All of the data should be repeated exactly; pictures are not part of the copy.

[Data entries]
====

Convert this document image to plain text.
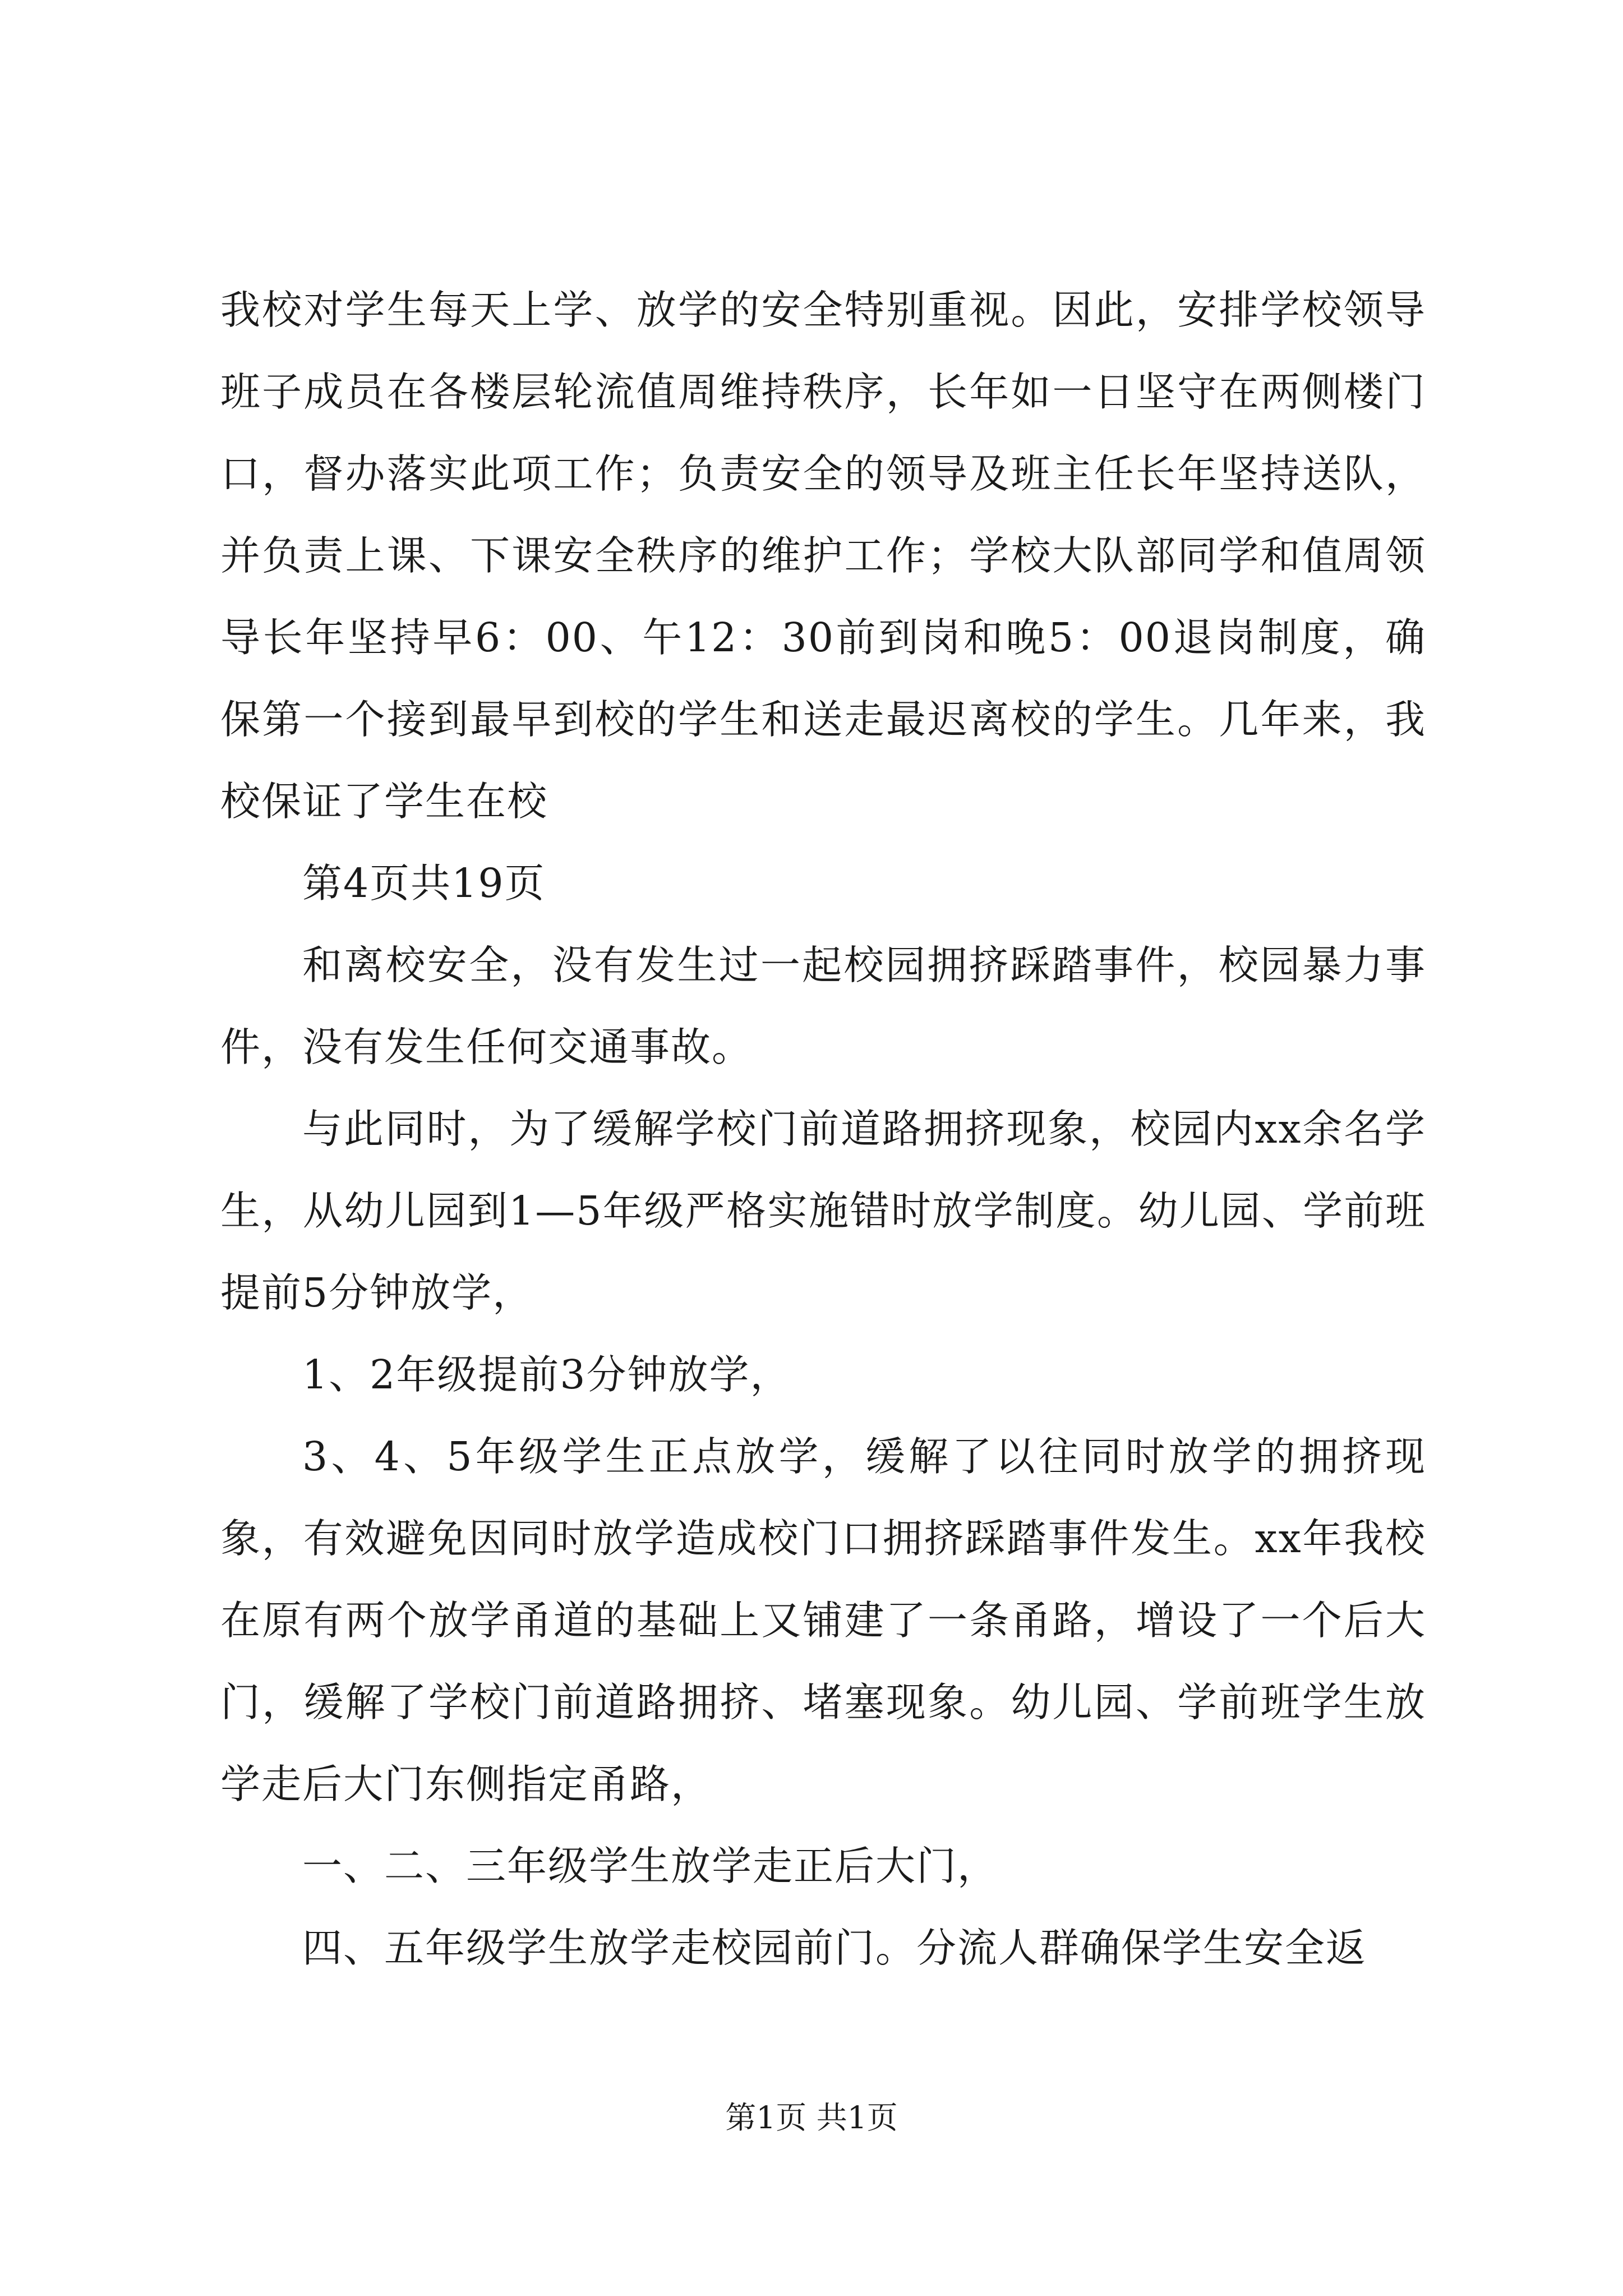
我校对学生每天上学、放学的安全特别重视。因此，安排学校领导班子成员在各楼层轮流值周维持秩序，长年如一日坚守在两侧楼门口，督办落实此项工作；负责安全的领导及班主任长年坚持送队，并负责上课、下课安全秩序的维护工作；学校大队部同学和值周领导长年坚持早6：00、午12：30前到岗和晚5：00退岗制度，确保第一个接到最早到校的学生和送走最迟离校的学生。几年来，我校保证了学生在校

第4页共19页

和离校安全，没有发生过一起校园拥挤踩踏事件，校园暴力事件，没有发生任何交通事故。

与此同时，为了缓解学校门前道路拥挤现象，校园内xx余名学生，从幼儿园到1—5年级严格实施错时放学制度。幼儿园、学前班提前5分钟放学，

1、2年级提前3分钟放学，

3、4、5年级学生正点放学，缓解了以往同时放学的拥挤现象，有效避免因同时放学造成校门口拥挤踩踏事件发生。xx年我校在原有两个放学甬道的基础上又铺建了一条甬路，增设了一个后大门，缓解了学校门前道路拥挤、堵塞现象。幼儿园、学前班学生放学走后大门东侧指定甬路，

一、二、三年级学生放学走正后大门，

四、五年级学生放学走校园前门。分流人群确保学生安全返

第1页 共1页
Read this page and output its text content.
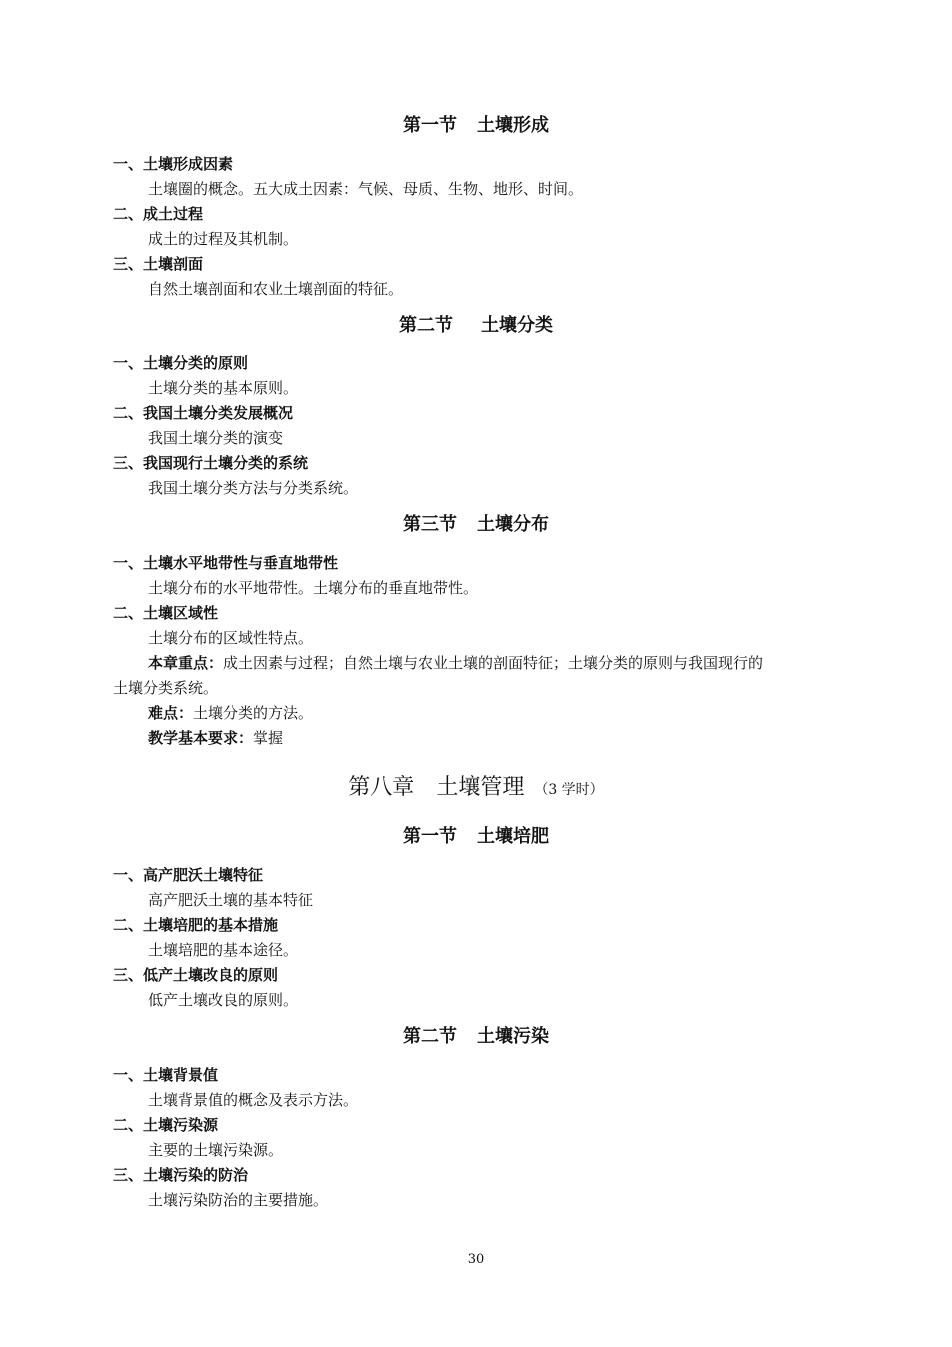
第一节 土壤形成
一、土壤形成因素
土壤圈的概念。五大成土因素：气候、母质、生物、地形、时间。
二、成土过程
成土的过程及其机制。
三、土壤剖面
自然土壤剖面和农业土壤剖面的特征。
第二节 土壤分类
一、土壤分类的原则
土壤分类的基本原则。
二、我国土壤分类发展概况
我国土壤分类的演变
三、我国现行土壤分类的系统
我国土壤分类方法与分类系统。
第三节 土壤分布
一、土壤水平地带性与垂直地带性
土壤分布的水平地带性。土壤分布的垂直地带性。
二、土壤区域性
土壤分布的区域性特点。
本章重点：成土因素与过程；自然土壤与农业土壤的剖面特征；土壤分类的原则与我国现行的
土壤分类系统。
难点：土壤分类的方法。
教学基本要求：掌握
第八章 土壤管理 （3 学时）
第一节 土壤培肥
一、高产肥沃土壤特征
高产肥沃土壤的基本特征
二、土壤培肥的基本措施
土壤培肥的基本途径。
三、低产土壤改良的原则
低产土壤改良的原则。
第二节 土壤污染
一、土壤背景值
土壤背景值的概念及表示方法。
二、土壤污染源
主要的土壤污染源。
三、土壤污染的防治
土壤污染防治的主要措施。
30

====

▸ Exercise result:
Convert this document image to plain text.
我校对学生每天上学、放学的安全特别重视。因此，安排学校领导班子成员在各楼层轮流值周维持秩序，长年如一日坚守在两侧楼门口，督办落实此项工作；负责安全的领导及班主任长年坚持送队，并负责上课、下课安全秩序的维护工作；学校大队部同学和值周领导长年坚持早6：00、午12：30前到岗和晚5：00退岗制度，确保第一个接到最早到校的学生和送走最迟离校的学生。几年来，我校保证了学生在校

第4页共19页

和离校安全，没有发生过一起校园拥挤踩踏事件，校园暴力事件，没有发生任何交通事故。

与此同时，为了缓解学校门前道路拥挤现象，校园内xx余名学生，从幼儿园到1—5年级严格实施错时放学制度。幼儿园、学前班提前5分钟放学，

1、2年级提前3分钟放学，

3、4、5年级学生正点放学，缓解了以往同时放学的拥挤现象，有效避免因同时放学造成校门口拥挤踩踏事件发生。xx年我校在原有两个放学甬道的基础上又铺建了一条甬路，增设了一个后大门，缓解了学校门前道路拥挤、堵塞现象。幼儿园、学前班学生放学走后大门东侧指定甬路，

一、二、三年级学生放学走正后大门，

四、五年级学生放学走校园前门。分流人群确保学生安全返

第1页 共1页
Read this page and output its text content.
第一节 土壤形成
一、土壤形成因素
土壤圈的概念。五大成土因素：气候、母质、生物、地形、时间。
二、成土过程
成土的过程及其机制。
三、土壤剖面
自然土壤剖面和农业土壤剖面的特征。
第二节 土壤分类
一、土壤分类的原则
土壤分类的基本原则。
二、我国土壤分类发展概况
我国土壤分类的演变
三、我国现行土壤分类的系统
我国土壤分类方法与分类系统。
第三节 土壤分布
一、土壤水平地带性与垂直地带性
土壤分布的水平地带性。土壤分布的垂直地带性。
二、土壤区域性
土壤分布的区域性特点。
本章重点：成土因素与过程；自然土壤与农业土壤的剖面特征；土壤分类的原则与我国现行的
土壤分类系统。
难点：土壤分类的方法。
教学基本要求：掌握
第八章 土壤管理 （3 学时）
第一节 土壤培肥
一、高产肥沃土壤特征
高产肥沃土壤的基本特征
二、土壤培肥的基本措施
土壤培肥的基本途径。
三、低产土壤改良的原则
低产土壤改良的原则。
第二节 土壤污染
一、土壤背景值
土壤背景值的概念及表示方法。
二、土壤污染源
主要的土壤污染源。
三、土壤污染的防治
土壤污染防治的主要措施。
30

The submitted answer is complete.